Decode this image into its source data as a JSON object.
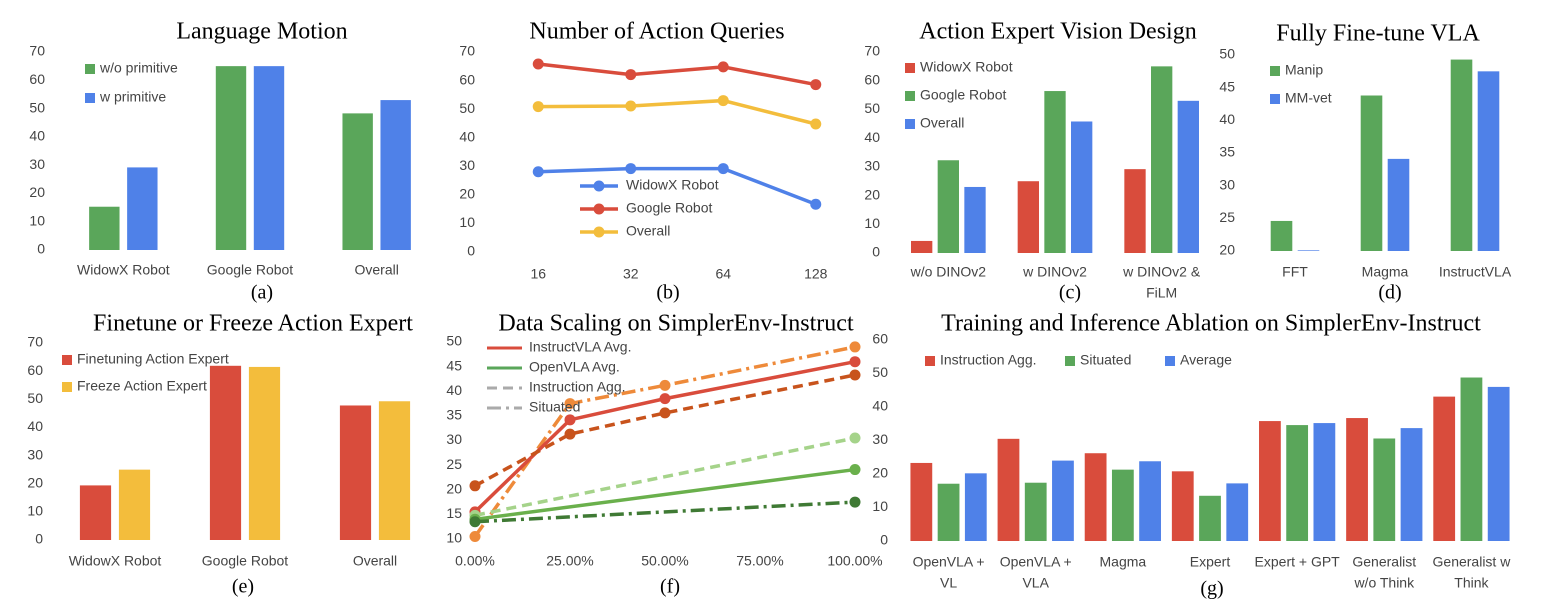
{
  "chart_data": [
    {
      "type": "bar",
      "title": "Language Motion",
      "caption": "(a)",
      "categories": [
        "WidowX Robot",
        "Google Robot",
        "Overall"
      ],
      "series": [
        {
          "name": "w/o primitive",
          "color": "#5aa65a",
          "values": [
            15.3,
            65,
            48.3
          ]
        },
        {
          "name": "w primitive",
          "color": "#4f81e8",
          "values": [
            29.2,
            65,
            53
          ]
        }
      ],
      "ylim": [
        0,
        70
      ],
      "yticks": [
        0,
        10,
        20,
        30,
        40,
        50,
        60,
        70
      ]
    },
    {
      "type": "line",
      "title": "Number of Action Queries",
      "caption": "(b)",
      "categories": [
        "16",
        "32",
        "64",
        "128"
      ],
      "series": [
        {
          "name": "WidowX Robot",
          "color": "#4f81e8",
          "values": [
            28.1,
            29.2,
            29.2,
            16.7
          ]
        },
        {
          "name": "Google Robot",
          "color": "#d94c3c",
          "values": [
            65.8,
            62.1,
            64.8,
            58.6
          ]
        },
        {
          "name": "Overall",
          "color": "#f3bd3c",
          "values": [
            50.9,
            51.1,
            53,
            44.8
          ]
        }
      ],
      "ylim": [
        0,
        70
      ],
      "yticks": [
        0,
        10,
        20,
        30,
        40,
        50,
        60,
        70
      ]
    },
    {
      "type": "bar",
      "title": "Action Expert Vision Design",
      "caption": "(c)",
      "categories": [
        "w/o DINOv2",
        "w DINOv2",
        [
          "w DINOv2 &",
          "FiLM"
        ]
      ],
      "series": [
        {
          "name": "WidowX Robot",
          "color": "#d94c3c",
          "values": [
            4.2,
            25,
            29.2
          ]
        },
        {
          "name": "Google Robot",
          "color": "#5aa65a",
          "values": [
            32.3,
            56.4,
            65
          ]
        },
        {
          "name": "Overall",
          "color": "#4f81e8",
          "values": [
            23,
            45.8,
            53
          ]
        }
      ],
      "ylim": [
        0,
        70
      ],
      "yticks": [
        0,
        10,
        20,
        30,
        40,
        50,
        60,
        70
      ]
    },
    {
      "type": "bar",
      "title": "Fully Fine-tune VLA",
      "caption": "(d)",
      "categories": [
        "FFT",
        "Magma",
        "InstructVLA"
      ],
      "series": [
        {
          "name": "Manip",
          "color": "#5aa65a",
          "values": [
            24.6,
            43.8,
            49.3
          ]
        },
        {
          "name": "MM-vet",
          "color": "#4f81e8",
          "values": [
            20.1,
            34.1,
            47.5
          ]
        }
      ],
      "ylim": [
        20,
        50
      ],
      "yticks": [
        20,
        25,
        30,
        35,
        40,
        45,
        50
      ]
    },
    {
      "type": "bar",
      "title": "Finetune or Freeze Action Expert",
      "caption": "(e)",
      "categories": [
        "WidowX Robot",
        "Google Robot",
        "Overall"
      ],
      "series": [
        {
          "name": "Finetuning Action Expert",
          "color": "#d94c3c",
          "values": [
            19.4,
            61.9,
            47.8
          ]
        },
        {
          "name": "Freeze Action Expert",
          "color": "#f3bd3c",
          "values": [
            25,
            61.5,
            49.3
          ]
        }
      ],
      "ylim": [
        0,
        70
      ],
      "yticks": [
        0,
        10,
        20,
        30,
        40,
        50,
        60,
        70
      ]
    },
    {
      "type": "scatterline",
      "title": "Data Scaling on SimplerEnv-Instruct",
      "caption": "(f)",
      "x": [
        0,
        25,
        50,
        100
      ],
      "legend": [
        {
          "label": "InstructVLA Avg.",
          "color": "#d94c3c",
          "dash": "solid"
        },
        {
          "label": "OpenVLA Avg.",
          "color": "#5aa65a",
          "dash": "solid"
        },
        {
          "label": "Instruction Agg.",
          "color": "#aaaaaa",
          "dash": "dashed"
        },
        {
          "label": "Situated",
          "color": "#aaaaaa",
          "dash": "dashdot"
        }
      ],
      "series": [
        {
          "color": "#ee8a3a",
          "dash": "dashdot",
          "values": [
            10.5,
            37.5,
            41.2,
            49
          ]
        },
        {
          "color": "#d94c3c",
          "dash": "solid",
          "values": [
            15.5,
            34.2,
            38.5,
            46
          ]
        },
        {
          "color": "#c8531c",
          "dash": "dashed",
          "values": [
            20.8,
            31.3,
            35.6,
            43.3
          ]
        },
        {
          "color": "#a5d38a",
          "dash": "dashed",
          "x": [
            0,
            100
          ],
          "values": [
            14.8,
            30.5
          ]
        },
        {
          "color": "#6ab04c",
          "dash": "solid",
          "x": [
            0,
            100
          ],
          "values": [
            14,
            24.1
          ]
        },
        {
          "color": "#3f7a34",
          "dash": "dashdot",
          "x": [
            0,
            100
          ],
          "values": [
            13.5,
            17.5
          ]
        }
      ],
      "xlim": [
        0,
        100
      ],
      "xticks": [
        {
          "value": 0,
          "label": "0.00%"
        },
        {
          "value": 25,
          "label": "25.00%"
        },
        {
          "value": 50,
          "label": "50.00%"
        },
        {
          "value": 75,
          "label": "75.00%"
        },
        {
          "value": 100,
          "label": "100.00%"
        }
      ],
      "ylim": [
        10,
        50
      ],
      "yticks": [
        10,
        15,
        20,
        25,
        30,
        35,
        40,
        45,
        50
      ]
    },
    {
      "type": "bar",
      "title": "Training and Inference Ablation on SimplerEnv-Instruct",
      "caption": "(g)",
      "categories": [
        [
          "OpenVLA +",
          "VL"
        ],
        [
          "OpenVLA +",
          "VLA"
        ],
        "Magma",
        "Expert",
        "Expert + GPT",
        [
          "Generalist",
          "w/o Think"
        ],
        [
          "Generalist w",
          "Think"
        ]
      ],
      "series": [
        {
          "name": "Instruction Agg.",
          "color": "#d94c3c",
          "values": [
            23.3,
            30.5,
            26.2,
            20.8,
            35.8,
            36.7,
            43.1
          ]
        },
        {
          "name": "Situated",
          "color": "#5aa65a",
          "values": [
            17.1,
            17.4,
            21.3,
            13.5,
            34.6,
            30.6,
            48.8
          ]
        },
        {
          "name": "Average",
          "color": "#4f81e8",
          "values": [
            20.2,
            24,
            23.8,
            17.2,
            35.2,
            33.7,
            46
          ]
        }
      ],
      "ylim": [
        0,
        60
      ],
      "yticks": [
        0,
        10,
        20,
        30,
        40,
        50,
        60
      ]
    }
  ]
}
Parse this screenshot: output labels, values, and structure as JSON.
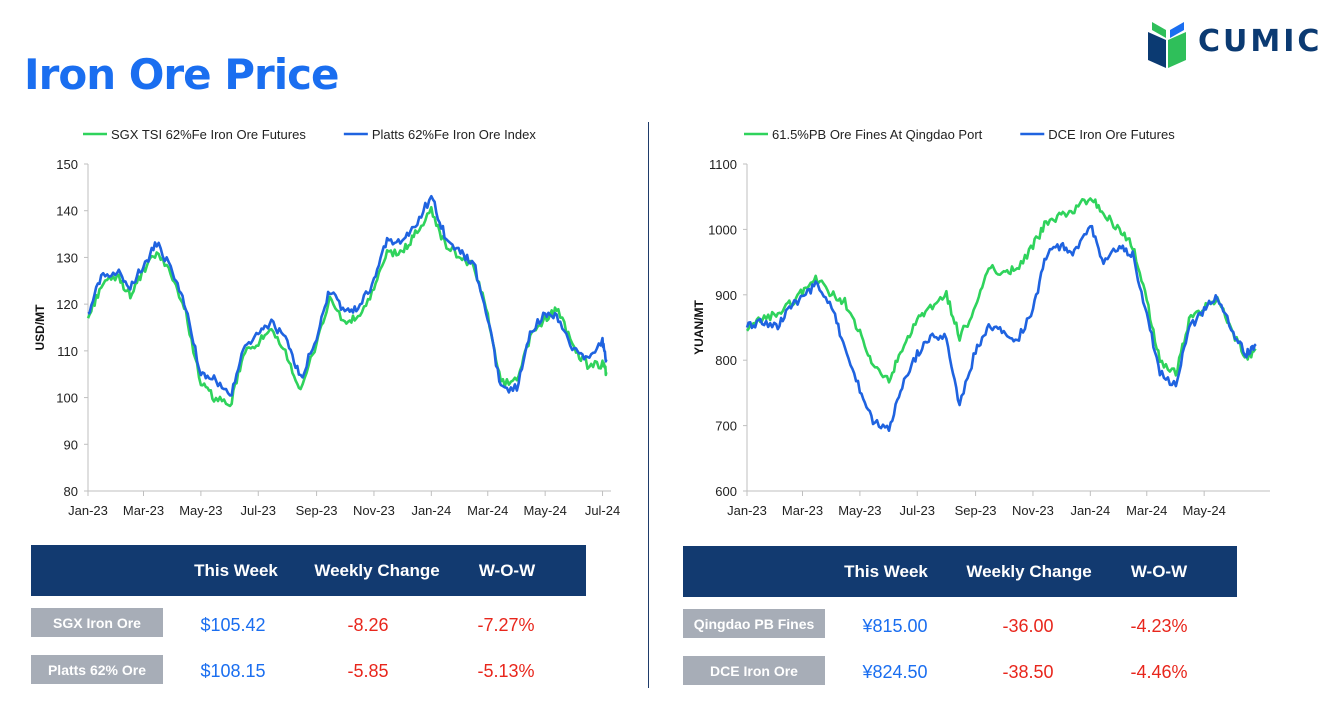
{
  "page": {
    "title": "Iron Ore Price"
  },
  "logo": {
    "text": "CUMIC"
  },
  "colors": {
    "green": "#2fd35c",
    "blue": "#1f63e0",
    "header_bg": "#123a70",
    "label_bg": "#a7adb7",
    "positive": "#1a6ef0",
    "negative": "#e8261c"
  },
  "chart_data": [
    {
      "type": "line",
      "ylabel": "USD/MT",
      "ylim": [
        80,
        150
      ],
      "yticks": [
        "80",
        "90",
        "100",
        "110",
        "120",
        "130",
        "140",
        "150"
      ],
      "xlim": [
        "2023-01-01",
        "2024-07-10"
      ],
      "xticks": [
        "Jan-23",
        "Mar-23",
        "May-23",
        "Jul-23",
        "Sep-23",
        "Nov-23",
        "Jan-24",
        "Mar-24",
        "May-24",
        "Jul-24"
      ],
      "legend_position": "top",
      "grid": false,
      "series": [
        {
          "name": "SGX TSI 62%Fe Iron Ore Futures",
          "color": "#2fd35c",
          "points": [
            [
              "2023-01-01",
              117
            ],
            [
              "2023-01-15",
              124
            ],
            [
              "2023-02-01",
              126
            ],
            [
              "2023-02-15",
              122
            ],
            [
              "2023-03-01",
              127
            ],
            [
              "2023-03-15",
              131
            ],
            [
              "2023-04-01",
              126
            ],
            [
              "2023-04-15",
              118
            ],
            [
              "2023-05-01",
              103
            ],
            [
              "2023-05-15",
              100
            ],
            [
              "2023-06-01",
              98
            ],
            [
              "2023-06-15",
              109
            ],
            [
              "2023-07-01",
              112
            ],
            [
              "2023-07-15",
              114
            ],
            [
              "2023-08-01",
              109
            ],
            [
              "2023-08-15",
              101
            ],
            [
              "2023-09-01",
              112
            ],
            [
              "2023-09-15",
              121
            ],
            [
              "2023-10-01",
              116
            ],
            [
              "2023-10-15",
              117
            ],
            [
              "2023-11-01",
              123
            ],
            [
              "2023-11-15",
              131
            ],
            [
              "2023-12-01",
              131
            ],
            [
              "2023-12-15",
              135
            ],
            [
              "2024-01-01",
              140
            ],
            [
              "2024-01-15",
              133
            ],
            [
              "2024-02-01",
              130
            ],
            [
              "2024-02-15",
              128
            ],
            [
              "2024-03-01",
              118
            ],
            [
              "2024-03-15",
              103
            ],
            [
              "2024-04-01",
              104
            ],
            [
              "2024-04-15",
              113
            ],
            [
              "2024-05-01",
              117
            ],
            [
              "2024-05-15",
              119
            ],
            [
              "2024-06-01",
              110
            ],
            [
              "2024-06-15",
              107
            ],
            [
              "2024-07-01",
              107
            ],
            [
              "2024-07-05",
              105.42
            ]
          ]
        },
        {
          "name": "Platts 62%Fe Iron Ore Index",
          "color": "#1f63e0",
          "points": [
            [
              "2023-01-01",
              118
            ],
            [
              "2023-01-15",
              126
            ],
            [
              "2023-02-01",
              127
            ],
            [
              "2023-02-15",
              124
            ],
            [
              "2023-03-01",
              128
            ],
            [
              "2023-03-15",
              133
            ],
            [
              "2023-04-01",
              127
            ],
            [
              "2023-04-15",
              119
            ],
            [
              "2023-05-01",
              105
            ],
            [
              "2023-05-15",
              104
            ],
            [
              "2023-06-01",
              100
            ],
            [
              "2023-06-15",
              110
            ],
            [
              "2023-07-01",
              114
            ],
            [
              "2023-07-15",
              116
            ],
            [
              "2023-08-01",
              112
            ],
            [
              "2023-08-15",
              104
            ],
            [
              "2023-09-01",
              113
            ],
            [
              "2023-09-15",
              123
            ],
            [
              "2023-10-01",
              118
            ],
            [
              "2023-10-15",
              119
            ],
            [
              "2023-11-01",
              125
            ],
            [
              "2023-11-15",
              134
            ],
            [
              "2023-12-01",
              133
            ],
            [
              "2023-12-15",
              137
            ],
            [
              "2024-01-01",
              143
            ],
            [
              "2024-01-15",
              135
            ],
            [
              "2024-02-01",
              131
            ],
            [
              "2024-02-15",
              129
            ],
            [
              "2024-03-01",
              117
            ],
            [
              "2024-03-15",
              102
            ],
            [
              "2024-04-01",
              102
            ],
            [
              "2024-04-15",
              114
            ],
            [
              "2024-05-01",
              118
            ],
            [
              "2024-05-15",
              117
            ],
            [
              "2024-06-01",
              110
            ],
            [
              "2024-06-15",
              108
            ],
            [
              "2024-07-01",
              112
            ],
            [
              "2024-07-05",
              108.15
            ]
          ]
        }
      ]
    },
    {
      "type": "line",
      "ylabel": "YUAN/MT",
      "ylim": [
        600,
        1100
      ],
      "yticks": [
        "600",
        "700",
        "800",
        "900",
        "1000",
        "1100"
      ],
      "xlim": [
        "2023-01-01",
        "2024-07-10"
      ],
      "xticks": [
        "Jan-23",
        "Mar-23",
        "May-23",
        "Jul-23",
        "Sep-23",
        "Nov-23",
        "Jan-24",
        "Mar-24",
        "May-24"
      ],
      "legend_position": "top",
      "grid": false,
      "series": [
        {
          "name": "61.5%PB Ore Fines At Qingdao Port",
          "color": "#2fd35c",
          "points": [
            [
              "2023-01-01",
              845
            ],
            [
              "2023-01-15",
              862
            ],
            [
              "2023-02-01",
              870
            ],
            [
              "2023-02-15",
              885
            ],
            [
              "2023-03-01",
              905
            ],
            [
              "2023-03-15",
              925
            ],
            [
              "2023-04-01",
              900
            ],
            [
              "2023-04-15",
              890
            ],
            [
              "2023-05-01",
              840
            ],
            [
              "2023-05-15",
              790
            ],
            [
              "2023-06-01",
              770
            ],
            [
              "2023-06-15",
              815
            ],
            [
              "2023-07-01",
              860
            ],
            [
              "2023-07-15",
              880
            ],
            [
              "2023-08-01",
              900
            ],
            [
              "2023-08-15",
              835
            ],
            [
              "2023-09-01",
              880
            ],
            [
              "2023-09-15",
              940
            ],
            [
              "2023-10-01",
              935
            ],
            [
              "2023-10-15",
              940
            ],
            [
              "2023-11-01",
              975
            ],
            [
              "2023-11-15",
              1010
            ],
            [
              "2023-12-01",
              1020
            ],
            [
              "2023-12-15",
              1030
            ],
            [
              "2024-01-01",
              1050
            ],
            [
              "2024-01-15",
              1025
            ],
            [
              "2024-02-01",
              1000
            ],
            [
              "2024-02-15",
              975
            ],
            [
              "2024-03-01",
              890
            ],
            [
              "2024-03-15",
              800
            ],
            [
              "2024-04-01",
              780
            ],
            [
              "2024-04-15",
              860
            ],
            [
              "2024-05-01",
              880
            ],
            [
              "2024-05-15",
              895
            ],
            [
              "2024-06-01",
              840
            ],
            [
              "2024-06-15",
              805
            ],
            [
              "2024-06-25",
              815
            ]
          ]
        },
        {
          "name": "DCE Iron Ore Futures",
          "color": "#1f63e0",
          "points": [
            [
              "2023-01-01",
              850
            ],
            [
              "2023-01-15",
              860
            ],
            [
              "2023-02-01",
              850
            ],
            [
              "2023-02-15",
              880
            ],
            [
              "2023-03-01",
              895
            ],
            [
              "2023-03-15",
              915
            ],
            [
              "2023-04-01",
              880
            ],
            [
              "2023-04-15",
              820
            ],
            [
              "2023-05-01",
              755
            ],
            [
              "2023-05-15",
              705
            ],
            [
              "2023-06-01",
              695
            ],
            [
              "2023-06-15",
              760
            ],
            [
              "2023-07-01",
              810
            ],
            [
              "2023-07-15",
              835
            ],
            [
              "2023-08-01",
              835
            ],
            [
              "2023-08-15",
              730
            ],
            [
              "2023-09-01",
              815
            ],
            [
              "2023-09-15",
              850
            ],
            [
              "2023-10-01",
              845
            ],
            [
              "2023-10-15",
              830
            ],
            [
              "2023-11-01",
              875
            ],
            [
              "2023-11-15",
              960
            ],
            [
              "2023-12-01",
              975
            ],
            [
              "2023-12-15",
              965
            ],
            [
              "2024-01-01",
              1010
            ],
            [
              "2024-01-15",
              950
            ],
            [
              "2024-02-01",
              975
            ],
            [
              "2024-02-15",
              960
            ],
            [
              "2024-03-01",
              870
            ],
            [
              "2024-03-15",
              780
            ],
            [
              "2024-04-01",
              760
            ],
            [
              "2024-04-15",
              850
            ],
            [
              "2024-05-01",
              875
            ],
            [
              "2024-05-15",
              900
            ],
            [
              "2024-06-01",
              840
            ],
            [
              "2024-06-15",
              810
            ],
            [
              "2024-06-25",
              824.5
            ]
          ]
        }
      ]
    }
  ],
  "tables": [
    {
      "headers": [
        "This Week",
        "Weekly Change",
        "W-O-W"
      ],
      "rows": [
        {
          "label": "SGX Iron Ore",
          "this_week": "$105.42",
          "weekly_change": "-8.26",
          "wow": "-7.27%"
        },
        {
          "label": "Platts 62% Ore",
          "this_week": "$108.15",
          "weekly_change": "-5.85",
          "wow": "-5.13%"
        }
      ]
    },
    {
      "headers": [
        "This Week",
        "Weekly Change",
        "W-O-W"
      ],
      "rows": [
        {
          "label": "Qingdao PB Fines",
          "this_week": "¥815.00",
          "weekly_change": "-36.00",
          "wow": "-4.23%"
        },
        {
          "label": "DCE Iron Ore",
          "this_week": "¥824.50",
          "weekly_change": "-38.50",
          "wow": "-4.46%"
        }
      ]
    }
  ]
}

» **YOUR GOAL**: Find the word "InstructVLA" and list each line it appears in.

» **EXERCISE RESPONSE**:
        "InstructVLA"
          "label": "InstructVLA Avg.",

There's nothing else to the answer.